## BEGIN Extract provided
Oh, and the whole place is best if your half cut (especially on an unlikely-looking foot-long margherita).


----------



## 1927 (Apr 11, 2009)

llantwit said:


> Sorry, no time to read the whole thread at the moment, but my vegas highlights in no particular order:
> 
> the duelling pianos at New York, New York
> $3 steaks and $1 margheritas in the old casinos on Freemont
> ...



That all just looks odd coming from you! I will never quite see you in the same light again. Llantwit Vegas its gonna be form now on!


----------



## llantwit (Apr 11, 2009)

1927 said:


> That all just looks odd coming from you! I will never quite see you in the same light again. Llantwit Vegas its gonna be form now on!



I love Vegas. I'd go back tomorrow.
I did at least 4 of those things on my wedding day... had our wedding breakfast at the cheesecake factory... met Tom the voice, that day, as well.


----------



## 1927 (Apr 12, 2009)

llantwit said:


> I love Vegas. I'd go back tomorrow.
> I did at least 4 of those things on my wedding day... had our wedding breakfast at the cheesecake factory... met Tom the voice, that day, as well.



We're off to California for two weeks next month, missing the play-offs, but I think rather than the planned itinerary we may just hire a car and bomb down to Vegas as the deals on interenet are stupid. decent hotels for $17 a night, whereas we would be paying $100 in CA. Little 27 will love Vegas, he's in love with the lights on fruit machines, just imagine the peace we'll get staying in one big fruit machine for a week.


----------



## llantwit (Apr 12, 2009)

1927 said:


> We're off to California for two weeks next month, missing the play-offs, but I think rather than the planned itinerary we may just hire a car and bomb down to Vegas as the deals on interenet are stupid. decent hotels for $17 a night, whereas we would be paying $100 in CA. Little 27 will love Vegas, he's in love with the lights on fruit machines, just imagine the peace we'll get staying in one big fruit machine for a week.



It's always tempting.
Making me seriously jealous with hotel prices like that.
I'm trying to book a hotel in Chicago for late May, and it's all expensive as hell. Boo.
Have fun in Vegas if you go (be hard not to, ). I bet it's great for kids, too (weirdly).


----------



## Sadken (Apr 13, 2009)

See the midget porn bar.  And the firing range.


----------



## Sadken (Apr 13, 2009)

ouchmonkey said:


> tops - after that it'll start to make you insane



Not true.  I have done two stays, totalling 25 days.  Admittedly, with a hangover the "WHEEL! OF! FORTUNE! YAAAAAAAAAAAAAAAAAAAY!!!!!!!!" machines do make you wanna die but it's like anywhere else and there are loads of things to see and do locally if you do your research beforehand.


----------



## Augie March (Apr 13, 2009)

Sadken said:


> See the midget porn bar.



I've been to Vegas twice now and why am I only hearing about this place now?


----------



## DMark (Apr 14, 2009)
## END Extract provided
Stated task A: Copy the forum thread between "## llantwit (Apr 12, 2009)" and "It's always tempting.", inclusive, replacing "California" with "Oregon".
## BEGIN Records to process
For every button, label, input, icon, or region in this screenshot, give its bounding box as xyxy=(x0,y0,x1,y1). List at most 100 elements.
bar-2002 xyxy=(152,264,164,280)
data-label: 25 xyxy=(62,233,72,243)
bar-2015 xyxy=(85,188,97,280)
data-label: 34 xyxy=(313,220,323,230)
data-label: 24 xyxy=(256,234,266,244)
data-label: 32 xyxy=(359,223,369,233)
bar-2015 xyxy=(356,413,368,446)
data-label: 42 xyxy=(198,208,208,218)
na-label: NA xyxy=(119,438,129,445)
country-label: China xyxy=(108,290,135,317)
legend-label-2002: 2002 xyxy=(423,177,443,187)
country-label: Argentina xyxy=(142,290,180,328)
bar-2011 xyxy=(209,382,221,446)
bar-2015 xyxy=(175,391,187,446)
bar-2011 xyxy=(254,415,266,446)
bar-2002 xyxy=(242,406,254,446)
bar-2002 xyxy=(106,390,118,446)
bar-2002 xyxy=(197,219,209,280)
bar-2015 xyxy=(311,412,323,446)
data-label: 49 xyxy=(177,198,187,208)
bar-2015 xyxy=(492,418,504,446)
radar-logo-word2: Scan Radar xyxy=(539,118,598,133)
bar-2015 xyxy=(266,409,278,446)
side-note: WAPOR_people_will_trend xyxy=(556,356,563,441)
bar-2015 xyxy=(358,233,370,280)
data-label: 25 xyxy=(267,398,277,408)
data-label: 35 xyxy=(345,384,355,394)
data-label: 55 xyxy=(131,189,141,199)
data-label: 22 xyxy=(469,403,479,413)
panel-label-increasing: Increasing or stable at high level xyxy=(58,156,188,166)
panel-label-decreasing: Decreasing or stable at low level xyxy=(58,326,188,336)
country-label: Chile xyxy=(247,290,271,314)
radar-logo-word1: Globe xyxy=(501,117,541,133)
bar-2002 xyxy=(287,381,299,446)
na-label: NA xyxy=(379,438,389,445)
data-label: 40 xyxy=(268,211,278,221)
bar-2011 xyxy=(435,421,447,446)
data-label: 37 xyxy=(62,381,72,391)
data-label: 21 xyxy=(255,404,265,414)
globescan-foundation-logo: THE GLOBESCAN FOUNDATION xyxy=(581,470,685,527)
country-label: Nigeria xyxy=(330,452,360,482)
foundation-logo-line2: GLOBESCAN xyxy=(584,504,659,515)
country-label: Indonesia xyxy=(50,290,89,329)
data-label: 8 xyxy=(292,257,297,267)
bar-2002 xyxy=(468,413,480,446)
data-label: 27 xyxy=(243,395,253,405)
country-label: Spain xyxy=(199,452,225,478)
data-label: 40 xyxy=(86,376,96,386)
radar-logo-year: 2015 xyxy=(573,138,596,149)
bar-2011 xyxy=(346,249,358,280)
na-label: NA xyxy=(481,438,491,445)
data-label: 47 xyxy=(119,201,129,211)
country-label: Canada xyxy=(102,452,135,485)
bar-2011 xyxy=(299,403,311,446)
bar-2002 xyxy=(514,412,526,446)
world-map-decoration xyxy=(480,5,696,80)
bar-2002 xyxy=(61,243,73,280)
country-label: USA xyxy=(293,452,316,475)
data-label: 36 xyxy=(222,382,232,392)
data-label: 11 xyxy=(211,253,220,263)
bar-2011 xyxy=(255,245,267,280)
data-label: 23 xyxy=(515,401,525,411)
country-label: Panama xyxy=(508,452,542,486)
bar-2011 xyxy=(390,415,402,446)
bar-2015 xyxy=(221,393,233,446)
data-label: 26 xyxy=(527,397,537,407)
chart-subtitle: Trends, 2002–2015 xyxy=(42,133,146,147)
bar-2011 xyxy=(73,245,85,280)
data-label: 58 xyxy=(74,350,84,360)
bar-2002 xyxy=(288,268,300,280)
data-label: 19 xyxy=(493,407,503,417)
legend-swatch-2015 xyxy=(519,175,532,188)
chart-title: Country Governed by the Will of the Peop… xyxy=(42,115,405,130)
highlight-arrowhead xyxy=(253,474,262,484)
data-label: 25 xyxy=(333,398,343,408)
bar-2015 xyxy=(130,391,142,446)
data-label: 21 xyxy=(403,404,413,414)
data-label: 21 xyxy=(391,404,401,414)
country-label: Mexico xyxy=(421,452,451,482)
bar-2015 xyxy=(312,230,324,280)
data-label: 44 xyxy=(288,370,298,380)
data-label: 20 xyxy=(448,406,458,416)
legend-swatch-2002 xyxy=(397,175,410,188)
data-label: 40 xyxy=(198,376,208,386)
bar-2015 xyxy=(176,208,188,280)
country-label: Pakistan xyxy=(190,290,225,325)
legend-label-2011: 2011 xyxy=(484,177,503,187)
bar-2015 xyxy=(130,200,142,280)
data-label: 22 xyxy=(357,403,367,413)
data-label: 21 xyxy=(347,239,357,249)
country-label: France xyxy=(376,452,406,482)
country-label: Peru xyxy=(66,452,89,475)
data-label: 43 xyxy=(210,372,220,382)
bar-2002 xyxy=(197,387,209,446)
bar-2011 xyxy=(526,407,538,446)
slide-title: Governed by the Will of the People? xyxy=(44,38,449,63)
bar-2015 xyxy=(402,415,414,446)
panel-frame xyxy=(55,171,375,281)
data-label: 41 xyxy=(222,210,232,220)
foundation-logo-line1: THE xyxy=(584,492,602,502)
## END Records to process
Stated task B: Output the listing from its first line through the line containing "bar-2002 xyxy=(106,390,118,446)", both ends included, as a Markdown table with the columns Num and Line. Leave out blank lines.

Response A:
## llantwit (Apr 12, 2009)

1927 said:


> We're off to Oregon for two weeks next month, missing the play-offs, but I think rather than the planned itinerary we may just hire a car and bomb down to Vegas as the deals on interenet are stupid. decent hotels for $17 a night, whereas we would be paying $100 in CA. Little 27 will love Vegas, he's in love with the lights on fruit machines, just imagine the peace we'll get staying in one big fruit machine for a week.



It's always tempting.

Response B:
| Num | Line |
|---|---|
| 1 | For every button, label, input, icon, or region in this screenshot, give its bounding box as xyxy=(x0,y0,x1,y1). List at most 100 elements. |
| 2 | bar-2002 xyxy=(152,264,164,280) |
| 3 | data-label: 25 xyxy=(62,233,72,243) |
| 4 | bar-2015 xyxy=(85,188,97,280) |
| 5 | data-label: 34 xyxy=(313,220,323,230) |
| 6 | data-label: 24 xyxy=(256,234,266,244) |
| 7 | data-label: 32 xyxy=(359,223,369,233) |
| 8 | bar-2015 xyxy=(356,413,368,446) |
| 9 | data-label: 42 xyxy=(198,208,208,218) |
| 10 | na-label: NA xyxy=(119,438,129,445) |
| 11 | country-label: China xyxy=(108,290,135,317) |
| 12 | legend-label-2002: 2002 xyxy=(423,177,443,187) |
| 13 | country-label: Argentina xyxy=(142,290,180,328) |
| 14 | bar-2011 xyxy=(209,382,221,446) |
| 15 | bar-2015 xyxy=(175,391,187,446) |
| 16 | bar-2011 xyxy=(254,415,266,446) |
| 17 | bar-2002 xyxy=(242,406,254,446) |
| 18 | bar-2002 xyxy=(106,390,118,446) |